# START OF Recorded information

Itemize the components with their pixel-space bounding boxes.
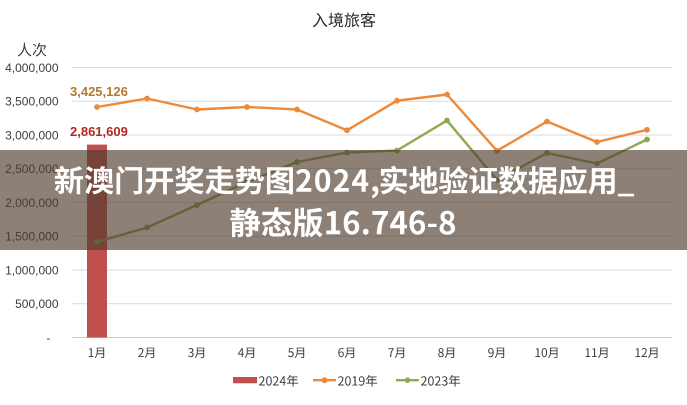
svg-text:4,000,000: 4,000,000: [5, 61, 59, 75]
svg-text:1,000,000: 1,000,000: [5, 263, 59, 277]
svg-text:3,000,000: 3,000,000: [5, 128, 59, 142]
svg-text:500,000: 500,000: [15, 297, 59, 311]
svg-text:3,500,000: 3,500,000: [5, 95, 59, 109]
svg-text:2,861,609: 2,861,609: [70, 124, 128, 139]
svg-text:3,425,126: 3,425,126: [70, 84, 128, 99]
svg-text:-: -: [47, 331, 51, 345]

# END OF Recorded information
# START OF Recorded information

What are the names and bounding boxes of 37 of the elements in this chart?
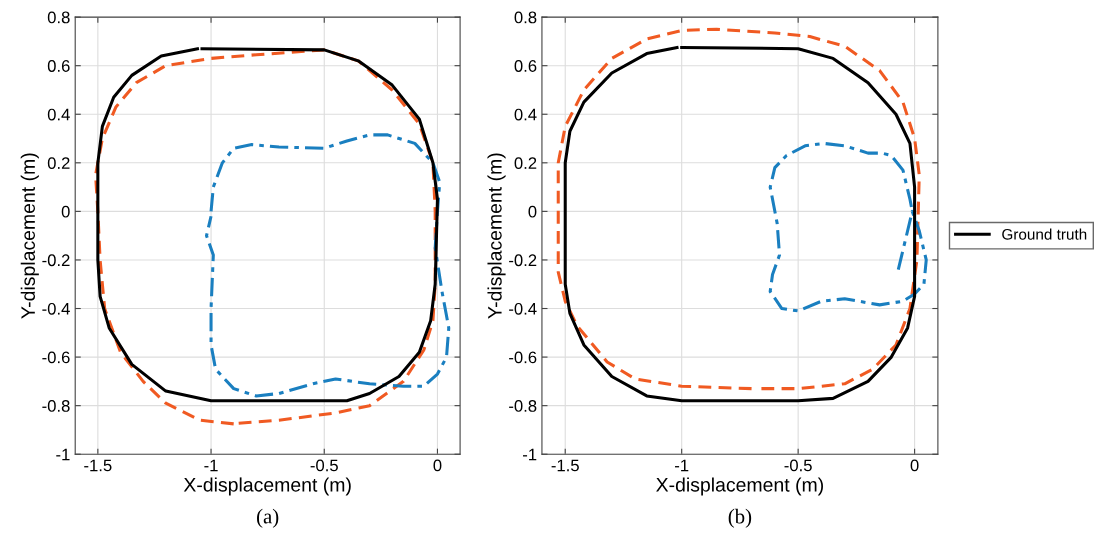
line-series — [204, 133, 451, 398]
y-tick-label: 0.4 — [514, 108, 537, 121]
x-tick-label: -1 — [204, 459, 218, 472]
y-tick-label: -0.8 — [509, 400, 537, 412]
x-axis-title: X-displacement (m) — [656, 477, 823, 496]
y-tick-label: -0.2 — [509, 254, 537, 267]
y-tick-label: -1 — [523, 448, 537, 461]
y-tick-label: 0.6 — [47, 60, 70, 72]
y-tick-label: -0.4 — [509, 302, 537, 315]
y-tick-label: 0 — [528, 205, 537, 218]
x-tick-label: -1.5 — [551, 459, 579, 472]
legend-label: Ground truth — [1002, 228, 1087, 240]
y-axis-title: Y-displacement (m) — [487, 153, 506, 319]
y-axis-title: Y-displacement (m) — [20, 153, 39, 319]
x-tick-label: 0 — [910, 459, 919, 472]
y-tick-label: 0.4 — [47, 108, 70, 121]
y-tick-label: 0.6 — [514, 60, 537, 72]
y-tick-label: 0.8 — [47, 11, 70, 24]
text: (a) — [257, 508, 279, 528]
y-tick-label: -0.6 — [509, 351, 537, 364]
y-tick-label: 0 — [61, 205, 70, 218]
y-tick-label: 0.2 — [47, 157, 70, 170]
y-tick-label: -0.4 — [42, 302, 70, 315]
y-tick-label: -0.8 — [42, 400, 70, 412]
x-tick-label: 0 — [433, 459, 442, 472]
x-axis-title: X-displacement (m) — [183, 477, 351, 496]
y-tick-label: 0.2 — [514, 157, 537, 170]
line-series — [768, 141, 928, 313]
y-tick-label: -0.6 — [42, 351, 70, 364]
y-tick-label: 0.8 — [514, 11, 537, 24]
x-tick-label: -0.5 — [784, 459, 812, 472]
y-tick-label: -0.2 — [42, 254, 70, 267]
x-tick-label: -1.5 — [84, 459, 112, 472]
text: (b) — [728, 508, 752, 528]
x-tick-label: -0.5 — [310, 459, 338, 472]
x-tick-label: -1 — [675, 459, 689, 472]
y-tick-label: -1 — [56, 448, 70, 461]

# END OF Recorded information

▸ What the task requires
Give the items again from the line with "Itemize the components" up to and including the line with "svg-text:-: -: [47, 331, 51, 345]", renaming "svg-text" to "text-label" and changing nothing else. Leave out the pictures.

▸ Exercise solution
Itemize the components with their pixel-space bounding boxes.
text-label:4,000,000: 4,000,000: [5, 61, 59, 75]
text-label:1,000,000: 1,000,000: [5, 263, 59, 277]
text-label:3,000,000: 3,000,000: [5, 128, 59, 142]
text-label:500,000: 500,000: [15, 297, 59, 311]
text-label:3,500,000: 3,500,000: [5, 95, 59, 109]
text-label:2,861,609: 2,861,609: [70, 124, 128, 139]
text-label:3,425,126: 3,425,126: [70, 84, 128, 99]
text-label:-: -: [47, 331, 51, 345]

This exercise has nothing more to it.